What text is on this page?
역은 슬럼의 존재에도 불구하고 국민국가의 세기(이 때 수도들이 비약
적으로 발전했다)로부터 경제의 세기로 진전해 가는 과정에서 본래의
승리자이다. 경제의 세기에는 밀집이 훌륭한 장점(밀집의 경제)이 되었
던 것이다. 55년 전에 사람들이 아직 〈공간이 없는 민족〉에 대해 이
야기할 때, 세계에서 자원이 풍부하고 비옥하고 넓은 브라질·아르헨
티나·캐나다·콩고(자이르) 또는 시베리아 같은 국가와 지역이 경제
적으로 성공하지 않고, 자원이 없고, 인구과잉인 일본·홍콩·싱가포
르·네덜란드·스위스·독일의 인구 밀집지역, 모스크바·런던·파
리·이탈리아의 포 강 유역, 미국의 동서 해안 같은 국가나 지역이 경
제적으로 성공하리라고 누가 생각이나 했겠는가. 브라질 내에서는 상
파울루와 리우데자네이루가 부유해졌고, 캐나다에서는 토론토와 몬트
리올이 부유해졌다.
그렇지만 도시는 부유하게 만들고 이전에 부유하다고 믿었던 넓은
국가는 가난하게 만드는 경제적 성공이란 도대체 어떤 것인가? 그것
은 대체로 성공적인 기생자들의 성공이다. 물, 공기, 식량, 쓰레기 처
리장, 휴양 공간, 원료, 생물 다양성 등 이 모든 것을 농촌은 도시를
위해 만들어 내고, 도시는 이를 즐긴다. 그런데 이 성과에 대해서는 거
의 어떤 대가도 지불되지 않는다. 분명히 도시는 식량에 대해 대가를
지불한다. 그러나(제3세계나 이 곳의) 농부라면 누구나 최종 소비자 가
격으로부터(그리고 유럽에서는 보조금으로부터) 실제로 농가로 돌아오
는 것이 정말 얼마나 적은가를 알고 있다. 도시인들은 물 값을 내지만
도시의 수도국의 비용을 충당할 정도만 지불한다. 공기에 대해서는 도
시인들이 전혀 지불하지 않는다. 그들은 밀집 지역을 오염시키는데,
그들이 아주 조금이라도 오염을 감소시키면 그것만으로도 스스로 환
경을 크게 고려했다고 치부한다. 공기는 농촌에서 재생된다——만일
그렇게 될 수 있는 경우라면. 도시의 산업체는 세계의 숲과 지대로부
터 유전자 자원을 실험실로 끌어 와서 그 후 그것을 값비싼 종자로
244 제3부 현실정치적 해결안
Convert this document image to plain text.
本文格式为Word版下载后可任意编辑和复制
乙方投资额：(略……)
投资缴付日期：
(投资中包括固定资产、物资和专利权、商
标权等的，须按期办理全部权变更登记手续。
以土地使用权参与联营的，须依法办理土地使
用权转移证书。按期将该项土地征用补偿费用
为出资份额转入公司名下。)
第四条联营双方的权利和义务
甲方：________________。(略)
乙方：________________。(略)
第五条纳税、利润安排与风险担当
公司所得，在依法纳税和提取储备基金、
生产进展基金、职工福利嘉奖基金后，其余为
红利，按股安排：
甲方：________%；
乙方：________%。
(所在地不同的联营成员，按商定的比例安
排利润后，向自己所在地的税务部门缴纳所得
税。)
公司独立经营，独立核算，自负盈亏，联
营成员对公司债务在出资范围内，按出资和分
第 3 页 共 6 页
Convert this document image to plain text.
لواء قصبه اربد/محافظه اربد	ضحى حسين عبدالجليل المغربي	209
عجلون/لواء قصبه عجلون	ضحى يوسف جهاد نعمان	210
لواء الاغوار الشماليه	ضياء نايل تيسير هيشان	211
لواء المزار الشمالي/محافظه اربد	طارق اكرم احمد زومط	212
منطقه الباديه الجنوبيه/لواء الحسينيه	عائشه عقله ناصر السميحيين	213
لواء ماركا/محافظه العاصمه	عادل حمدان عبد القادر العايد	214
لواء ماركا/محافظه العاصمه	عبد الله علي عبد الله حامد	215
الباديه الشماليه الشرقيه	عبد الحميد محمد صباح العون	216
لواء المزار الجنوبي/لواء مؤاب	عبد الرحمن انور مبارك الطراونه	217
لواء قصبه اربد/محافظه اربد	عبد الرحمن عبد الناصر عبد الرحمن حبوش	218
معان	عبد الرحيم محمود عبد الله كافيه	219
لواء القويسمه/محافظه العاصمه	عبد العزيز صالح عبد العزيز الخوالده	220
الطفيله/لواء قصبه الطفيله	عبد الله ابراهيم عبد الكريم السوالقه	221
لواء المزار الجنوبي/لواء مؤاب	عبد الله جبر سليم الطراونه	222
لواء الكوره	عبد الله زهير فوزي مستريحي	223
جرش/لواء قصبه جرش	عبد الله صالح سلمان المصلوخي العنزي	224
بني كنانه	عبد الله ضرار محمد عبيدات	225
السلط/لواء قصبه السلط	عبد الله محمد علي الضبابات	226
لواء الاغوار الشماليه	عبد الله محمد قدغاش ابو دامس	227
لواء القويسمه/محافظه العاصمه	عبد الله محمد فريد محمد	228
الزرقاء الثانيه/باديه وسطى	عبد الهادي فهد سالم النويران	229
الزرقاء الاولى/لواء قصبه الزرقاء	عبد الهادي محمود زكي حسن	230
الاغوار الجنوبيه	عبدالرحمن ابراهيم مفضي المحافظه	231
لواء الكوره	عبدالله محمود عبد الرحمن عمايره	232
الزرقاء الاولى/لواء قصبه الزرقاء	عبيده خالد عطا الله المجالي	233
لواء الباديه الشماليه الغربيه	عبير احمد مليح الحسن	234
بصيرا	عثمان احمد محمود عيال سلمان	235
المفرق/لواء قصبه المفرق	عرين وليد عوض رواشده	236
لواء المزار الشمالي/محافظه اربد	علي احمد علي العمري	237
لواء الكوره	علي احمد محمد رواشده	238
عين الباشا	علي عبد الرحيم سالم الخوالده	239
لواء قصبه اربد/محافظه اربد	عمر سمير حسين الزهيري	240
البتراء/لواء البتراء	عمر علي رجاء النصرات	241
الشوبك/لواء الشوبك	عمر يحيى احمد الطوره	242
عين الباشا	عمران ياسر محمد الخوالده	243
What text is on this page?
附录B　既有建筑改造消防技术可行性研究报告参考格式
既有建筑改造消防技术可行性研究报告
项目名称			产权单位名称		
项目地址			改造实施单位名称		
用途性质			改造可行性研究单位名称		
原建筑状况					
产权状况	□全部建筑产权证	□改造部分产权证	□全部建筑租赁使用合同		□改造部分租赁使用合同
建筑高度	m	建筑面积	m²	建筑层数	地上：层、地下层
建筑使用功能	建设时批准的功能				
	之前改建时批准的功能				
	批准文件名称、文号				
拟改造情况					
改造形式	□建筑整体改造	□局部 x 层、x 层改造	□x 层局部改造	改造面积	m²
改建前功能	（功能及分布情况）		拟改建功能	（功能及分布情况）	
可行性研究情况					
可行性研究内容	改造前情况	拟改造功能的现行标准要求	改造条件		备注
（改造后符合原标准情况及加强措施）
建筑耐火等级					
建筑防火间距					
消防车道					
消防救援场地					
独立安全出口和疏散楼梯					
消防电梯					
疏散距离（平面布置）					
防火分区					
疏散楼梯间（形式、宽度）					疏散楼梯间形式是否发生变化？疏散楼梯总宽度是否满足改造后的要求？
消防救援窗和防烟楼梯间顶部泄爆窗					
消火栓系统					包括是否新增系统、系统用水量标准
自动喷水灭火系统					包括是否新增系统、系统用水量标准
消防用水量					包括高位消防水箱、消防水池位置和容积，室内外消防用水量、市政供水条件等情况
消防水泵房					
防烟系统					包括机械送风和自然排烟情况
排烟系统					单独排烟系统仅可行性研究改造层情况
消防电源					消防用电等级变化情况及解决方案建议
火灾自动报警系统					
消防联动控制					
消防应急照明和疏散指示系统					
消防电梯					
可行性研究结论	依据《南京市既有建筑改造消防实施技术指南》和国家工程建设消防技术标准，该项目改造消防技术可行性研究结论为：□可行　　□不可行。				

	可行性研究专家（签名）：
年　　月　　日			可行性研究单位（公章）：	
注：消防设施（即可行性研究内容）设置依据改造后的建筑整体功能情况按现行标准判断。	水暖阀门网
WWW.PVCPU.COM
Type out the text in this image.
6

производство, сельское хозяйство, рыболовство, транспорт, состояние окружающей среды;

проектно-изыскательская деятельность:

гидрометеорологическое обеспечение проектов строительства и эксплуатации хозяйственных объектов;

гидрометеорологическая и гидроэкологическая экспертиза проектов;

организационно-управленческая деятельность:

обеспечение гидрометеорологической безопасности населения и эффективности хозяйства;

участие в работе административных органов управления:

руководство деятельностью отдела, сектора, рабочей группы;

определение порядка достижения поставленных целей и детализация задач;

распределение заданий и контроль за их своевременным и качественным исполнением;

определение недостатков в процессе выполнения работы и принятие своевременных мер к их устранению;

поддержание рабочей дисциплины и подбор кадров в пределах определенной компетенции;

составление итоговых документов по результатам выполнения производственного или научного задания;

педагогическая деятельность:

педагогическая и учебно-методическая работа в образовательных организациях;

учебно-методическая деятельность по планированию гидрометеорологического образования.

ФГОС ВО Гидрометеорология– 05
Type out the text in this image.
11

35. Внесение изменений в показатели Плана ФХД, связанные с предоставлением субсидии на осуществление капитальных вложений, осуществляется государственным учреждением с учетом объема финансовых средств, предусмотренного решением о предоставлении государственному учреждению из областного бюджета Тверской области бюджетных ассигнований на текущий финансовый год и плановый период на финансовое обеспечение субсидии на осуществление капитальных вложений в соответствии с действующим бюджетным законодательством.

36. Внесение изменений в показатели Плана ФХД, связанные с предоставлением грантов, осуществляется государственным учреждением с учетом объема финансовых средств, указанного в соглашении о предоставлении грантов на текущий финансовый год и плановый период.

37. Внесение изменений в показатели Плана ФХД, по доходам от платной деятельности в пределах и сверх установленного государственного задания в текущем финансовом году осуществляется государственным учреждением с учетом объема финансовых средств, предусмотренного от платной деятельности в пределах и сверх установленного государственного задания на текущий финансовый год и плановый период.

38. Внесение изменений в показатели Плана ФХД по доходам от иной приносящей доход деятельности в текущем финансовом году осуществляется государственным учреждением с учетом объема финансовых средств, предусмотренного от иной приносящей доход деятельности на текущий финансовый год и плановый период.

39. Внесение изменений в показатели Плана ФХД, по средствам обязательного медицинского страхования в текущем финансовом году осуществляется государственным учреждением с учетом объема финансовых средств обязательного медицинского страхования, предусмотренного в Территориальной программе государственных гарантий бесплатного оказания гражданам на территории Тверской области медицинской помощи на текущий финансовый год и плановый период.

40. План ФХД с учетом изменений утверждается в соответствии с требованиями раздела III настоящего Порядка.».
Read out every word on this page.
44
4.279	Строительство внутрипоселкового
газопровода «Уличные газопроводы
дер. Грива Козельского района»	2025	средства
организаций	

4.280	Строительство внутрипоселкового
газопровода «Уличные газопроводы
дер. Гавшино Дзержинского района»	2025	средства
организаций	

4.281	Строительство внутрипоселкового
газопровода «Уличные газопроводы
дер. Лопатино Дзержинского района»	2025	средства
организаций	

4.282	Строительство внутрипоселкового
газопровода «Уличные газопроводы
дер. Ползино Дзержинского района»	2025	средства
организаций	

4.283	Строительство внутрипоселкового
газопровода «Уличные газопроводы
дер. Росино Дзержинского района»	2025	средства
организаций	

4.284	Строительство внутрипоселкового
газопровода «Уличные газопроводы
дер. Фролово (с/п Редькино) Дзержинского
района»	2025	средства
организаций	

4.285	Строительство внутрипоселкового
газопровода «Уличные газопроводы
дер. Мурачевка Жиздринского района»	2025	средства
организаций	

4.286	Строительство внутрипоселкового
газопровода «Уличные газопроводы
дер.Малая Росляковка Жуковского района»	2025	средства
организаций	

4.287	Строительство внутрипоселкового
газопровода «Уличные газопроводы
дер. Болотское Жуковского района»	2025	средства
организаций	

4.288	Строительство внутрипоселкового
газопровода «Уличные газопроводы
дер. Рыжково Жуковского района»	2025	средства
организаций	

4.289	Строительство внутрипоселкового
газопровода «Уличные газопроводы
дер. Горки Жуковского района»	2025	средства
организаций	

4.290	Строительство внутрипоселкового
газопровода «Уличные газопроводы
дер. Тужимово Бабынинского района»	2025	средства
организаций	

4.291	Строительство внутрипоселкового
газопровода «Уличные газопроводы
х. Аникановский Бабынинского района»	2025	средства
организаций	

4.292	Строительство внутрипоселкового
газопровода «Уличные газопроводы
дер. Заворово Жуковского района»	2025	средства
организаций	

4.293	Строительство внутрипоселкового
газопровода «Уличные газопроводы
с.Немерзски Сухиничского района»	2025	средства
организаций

SHORT TASK |
Filter the entries down to the lines containing "деятельности". Copy each of those lines.

FINAL RESULT |
37. Внесение изменений в показатели Плана ФХД, по доходам от платной деятельности в пределах и сверх установленного государственного задания в текущем финансовом году осуществляется государственным учреждением с учетом объема финансовых средств, предусмотренного от платной деятельности в пределах и сверх установленного государственного задания на текущий финансовый год и плановый период.
38. Внесение изменений в показатели Плана ФХД по доходам от иной приносящей доход деятельности в текущем финансовом году осуществляется государственным учреждением с учетом объема финансовых средств, предусмотренного от иной приносящей доход деятельности на текущий финансовый год и плановый период.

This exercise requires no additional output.